*** TASK INPUTS
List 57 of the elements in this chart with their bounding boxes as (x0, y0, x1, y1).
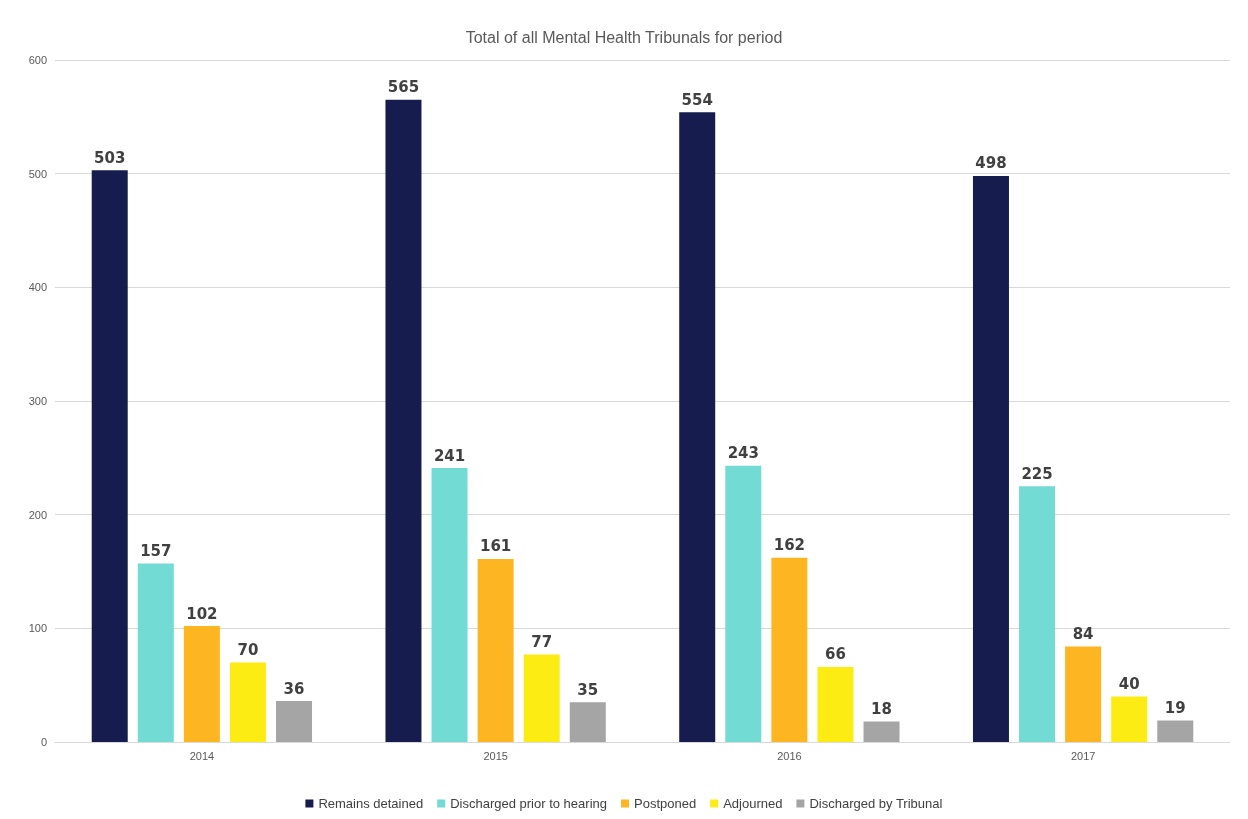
bar (1019, 486, 1056, 742)
data-label: 66 (825, 645, 846, 664)
bar (431, 468, 468, 742)
data-label: 498 (975, 154, 1007, 173)
data-label: 162 (773, 536, 806, 555)
bar (91, 170, 128, 742)
bar (679, 112, 716, 742)
bar (771, 557, 808, 742)
bar (863, 721, 900, 742)
y-tick-label: 300 (28, 395, 47, 407)
data-label: 36 (283, 679, 305, 698)
x-tick-label: 2014 (189, 749, 215, 762)
bar (1157, 720, 1194, 742)
y-tick-label: 100 (28, 622, 47, 635)
bar (183, 626, 220, 742)
legend-label: Discharged by Tribunal (809, 796, 943, 811)
x-tick-label: 2017 (1070, 749, 1096, 762)
data-label: 84 (1072, 625, 1094, 644)
x-tick-label: 2016 (777, 749, 802, 762)
data-label: 102 (186, 604, 218, 623)
x-tick-label: 2015 (483, 749, 508, 762)
legend-label: Discharged prior to hearing (450, 796, 607, 811)
data-label: 503 (94, 148, 126, 167)
bar (817, 666, 854, 742)
bar (972, 175, 1009, 742)
legend-label: Adjourned (723, 796, 783, 811)
bar (725, 465, 762, 742)
data-label: 157 (140, 542, 172, 561)
y-tick-label: 0 (40, 736, 47, 748)
data-label: 40 (1118, 675, 1140, 694)
data-label: 554 (681, 90, 713, 109)
bar (229, 662, 266, 742)
legend-label: Remains detained (318, 796, 424, 811)
bar (276, 701, 313, 742)
bar (137, 563, 174, 742)
data-label: 161 (479, 537, 512, 556)
data-label: 70 (237, 640, 259, 659)
bar (1065, 646, 1102, 742)
chart-title: Total of all Mental Health Tribunals for period (465, 28, 783, 46)
data-label: 225 (1021, 464, 1053, 483)
bar (1111, 696, 1148, 742)
data-label: 35 (577, 680, 599, 699)
data-label: 243 (727, 444, 759, 463)
data-label: 77 (531, 632, 553, 651)
y-tick-label: 400 (28, 281, 47, 294)
data-label: 565 (387, 78, 420, 97)
data-label: 241 (433, 446, 466, 465)
y-tick-label: 200 (28, 508, 47, 521)
bar (477, 559, 514, 742)
bar (385, 99, 422, 742)
data-label: 19 (1164, 698, 1186, 717)
data-label: 18 (871, 700, 892, 719)
y-tick-label: 600 (28, 54, 47, 66)
bar (523, 654, 560, 742)
y-tick-label: 500 (28, 167, 47, 180)
bar (569, 702, 606, 742)
legend-label: Postponed (633, 796, 697, 811)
******
== PROBLEM TO SOLVE ==
Extract the lines of the items above from the one containing "bar (1019, 486, 1056, 742)" through the one containing "data-label: 36 (283, 679, 305, 698)", both included, and repeat them without any change.

== TASK OUTPUT ==
bar (1019, 486, 1056, 742)
data-label: 66 (825, 645, 846, 664)
bar (431, 468, 468, 742)
data-label: 498 (975, 154, 1007, 173)
data-label: 162 (773, 536, 806, 555)
bar (91, 170, 128, 742)
bar (679, 112, 716, 742)
bar (771, 557, 808, 742)
bar (863, 721, 900, 742)
y-tick-label: 300 (28, 395, 47, 407)
data-label: 36 (283, 679, 305, 698)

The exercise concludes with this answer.